> STATED GOAL
Check each line of the material. Copy those containing "value".

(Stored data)
## start
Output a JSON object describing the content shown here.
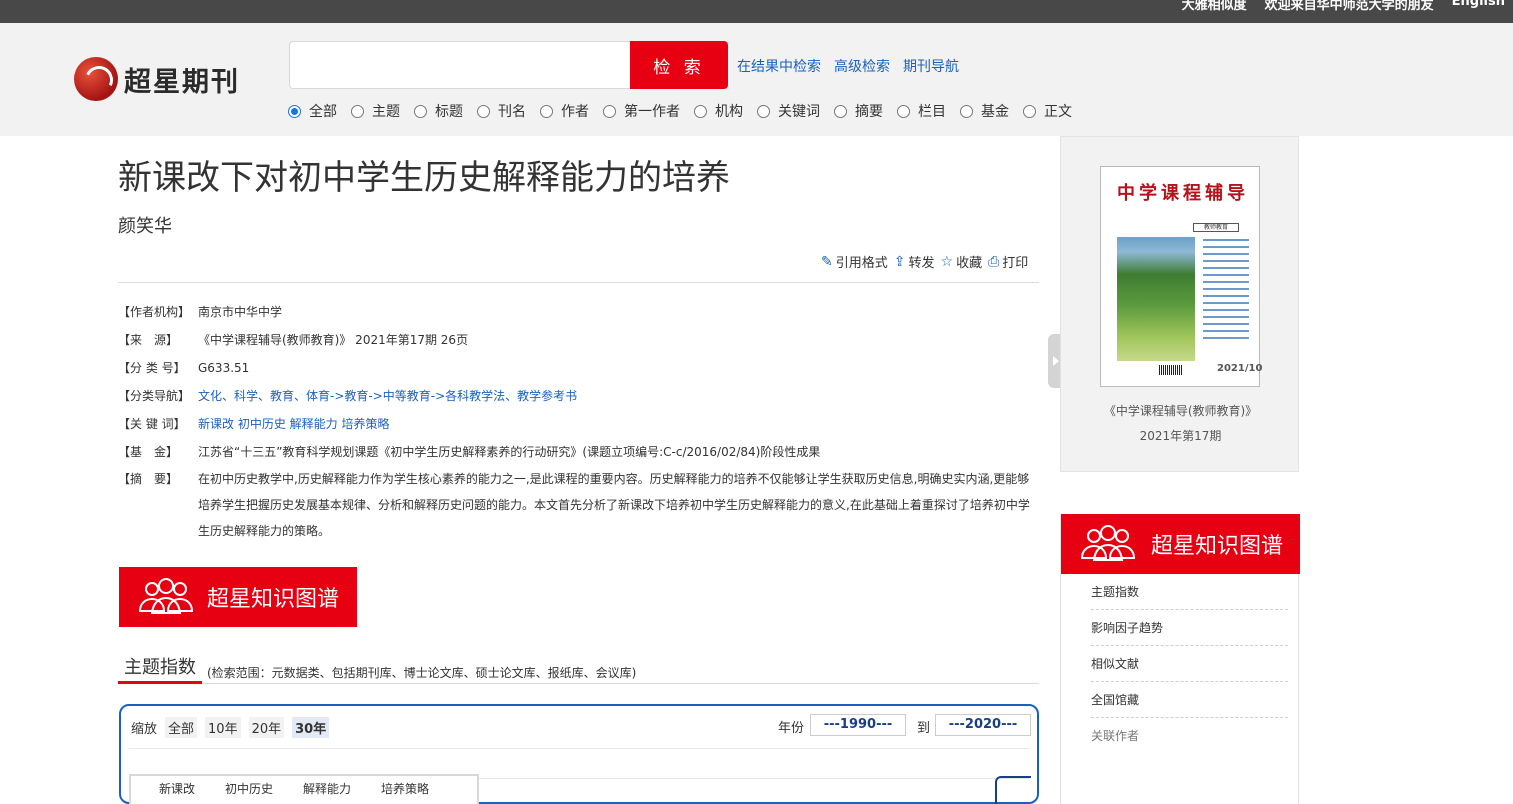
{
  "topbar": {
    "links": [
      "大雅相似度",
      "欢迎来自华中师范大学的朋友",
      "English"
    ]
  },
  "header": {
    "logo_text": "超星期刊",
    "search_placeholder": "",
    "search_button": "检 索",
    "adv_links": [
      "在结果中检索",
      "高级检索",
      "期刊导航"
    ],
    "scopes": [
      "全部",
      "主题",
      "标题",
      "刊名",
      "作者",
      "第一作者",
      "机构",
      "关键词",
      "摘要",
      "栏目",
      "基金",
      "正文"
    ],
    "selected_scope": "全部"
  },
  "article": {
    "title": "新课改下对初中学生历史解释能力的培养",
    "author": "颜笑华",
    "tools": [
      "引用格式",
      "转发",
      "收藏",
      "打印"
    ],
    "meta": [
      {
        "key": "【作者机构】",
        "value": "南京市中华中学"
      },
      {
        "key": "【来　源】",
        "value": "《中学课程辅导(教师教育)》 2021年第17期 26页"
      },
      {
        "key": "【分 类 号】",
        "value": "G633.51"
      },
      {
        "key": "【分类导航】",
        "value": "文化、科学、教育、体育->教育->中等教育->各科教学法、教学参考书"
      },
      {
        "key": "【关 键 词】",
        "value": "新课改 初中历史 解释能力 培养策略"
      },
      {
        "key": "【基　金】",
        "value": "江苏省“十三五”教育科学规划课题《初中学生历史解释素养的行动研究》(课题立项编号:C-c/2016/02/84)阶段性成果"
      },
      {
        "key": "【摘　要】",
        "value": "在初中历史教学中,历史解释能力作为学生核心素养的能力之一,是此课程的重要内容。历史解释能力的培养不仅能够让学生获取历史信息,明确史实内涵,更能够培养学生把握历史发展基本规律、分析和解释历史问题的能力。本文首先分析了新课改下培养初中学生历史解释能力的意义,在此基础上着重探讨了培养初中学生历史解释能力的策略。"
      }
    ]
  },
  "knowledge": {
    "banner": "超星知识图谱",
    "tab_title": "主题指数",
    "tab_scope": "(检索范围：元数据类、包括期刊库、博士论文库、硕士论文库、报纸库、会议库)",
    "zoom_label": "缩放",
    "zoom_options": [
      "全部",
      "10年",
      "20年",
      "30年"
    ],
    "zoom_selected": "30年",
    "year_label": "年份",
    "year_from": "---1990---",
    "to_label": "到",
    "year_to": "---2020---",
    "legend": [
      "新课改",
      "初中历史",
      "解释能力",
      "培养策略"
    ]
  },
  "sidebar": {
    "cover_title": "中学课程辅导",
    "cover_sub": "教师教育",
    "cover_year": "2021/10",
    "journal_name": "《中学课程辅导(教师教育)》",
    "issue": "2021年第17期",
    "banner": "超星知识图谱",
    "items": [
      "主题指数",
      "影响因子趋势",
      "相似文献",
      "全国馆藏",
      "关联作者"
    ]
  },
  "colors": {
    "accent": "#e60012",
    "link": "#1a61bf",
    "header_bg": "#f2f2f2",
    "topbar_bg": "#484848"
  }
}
## end
> SOLUTION FOR THIS TASK
        "value": "南京市中华中学"
        "value": "《中学课程辅导(教师教育)》 2021年第17期 26页"
        "value": "G633.51"
        "value": "文化、科学、教育、体育->教育->中等教育->各科教学法、教学参考书"
        "value": "新课改 初中历史 解释能力 培养策略"
        "value": "江苏省“十三五”教育科学规划课题《初中学生历史解释素养的行动研究》(课题立项编号:C-c/2016/02/84)阶段性成果"
        "value": "在初中历史教学中,历史解释能力作为学生核心素养的能力之一,是此课程的重要内容。历史解释能力的培养不仅能够让学生获取历史信息,明确史实内涵,更能够培养学生把握历史发展基本规律、分析和解释历史问题的能力。本文首先分析了新课改下培养初中学生历史解释能力的意义,在此基础上着重探讨了培养初中学生历史解释能力的策略。"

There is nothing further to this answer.